__Stated exercise__
Check each line of the listing for the string "curves", then state how many lines have it. Only the number is wanted.
##### Supplied information #####
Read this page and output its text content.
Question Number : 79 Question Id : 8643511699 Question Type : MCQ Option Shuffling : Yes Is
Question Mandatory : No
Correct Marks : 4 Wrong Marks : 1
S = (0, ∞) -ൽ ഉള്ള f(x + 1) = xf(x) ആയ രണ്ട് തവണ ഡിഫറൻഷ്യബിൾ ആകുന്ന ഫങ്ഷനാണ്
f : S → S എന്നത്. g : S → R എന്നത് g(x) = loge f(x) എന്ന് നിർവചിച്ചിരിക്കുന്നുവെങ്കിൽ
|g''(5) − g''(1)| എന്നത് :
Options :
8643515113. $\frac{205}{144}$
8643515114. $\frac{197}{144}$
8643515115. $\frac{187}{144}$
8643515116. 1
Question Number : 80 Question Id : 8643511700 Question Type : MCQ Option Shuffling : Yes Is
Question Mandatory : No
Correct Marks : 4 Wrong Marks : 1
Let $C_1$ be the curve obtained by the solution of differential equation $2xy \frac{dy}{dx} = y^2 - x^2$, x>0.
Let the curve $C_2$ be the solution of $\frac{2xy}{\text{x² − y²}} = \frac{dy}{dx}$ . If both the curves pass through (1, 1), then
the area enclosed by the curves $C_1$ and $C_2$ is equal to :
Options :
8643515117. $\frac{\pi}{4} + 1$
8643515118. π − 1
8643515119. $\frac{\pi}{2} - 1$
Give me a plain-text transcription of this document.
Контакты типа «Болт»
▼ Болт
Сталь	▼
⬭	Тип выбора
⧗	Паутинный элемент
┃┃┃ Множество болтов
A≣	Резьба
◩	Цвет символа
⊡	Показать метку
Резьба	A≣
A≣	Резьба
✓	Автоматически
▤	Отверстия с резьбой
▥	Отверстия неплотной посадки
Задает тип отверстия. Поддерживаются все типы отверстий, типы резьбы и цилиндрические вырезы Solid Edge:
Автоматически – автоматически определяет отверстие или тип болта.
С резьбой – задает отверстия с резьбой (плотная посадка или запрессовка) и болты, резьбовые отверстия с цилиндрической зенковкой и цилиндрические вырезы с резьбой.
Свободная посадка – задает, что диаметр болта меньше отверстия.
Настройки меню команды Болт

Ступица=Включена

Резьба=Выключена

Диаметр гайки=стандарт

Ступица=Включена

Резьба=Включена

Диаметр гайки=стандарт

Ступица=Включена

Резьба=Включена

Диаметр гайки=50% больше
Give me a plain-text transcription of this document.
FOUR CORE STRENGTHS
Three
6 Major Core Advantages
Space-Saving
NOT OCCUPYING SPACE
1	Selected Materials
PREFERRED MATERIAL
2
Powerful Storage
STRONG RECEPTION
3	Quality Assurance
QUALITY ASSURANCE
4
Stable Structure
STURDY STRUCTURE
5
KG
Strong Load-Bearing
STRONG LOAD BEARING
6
#####
__Reply to the task__
2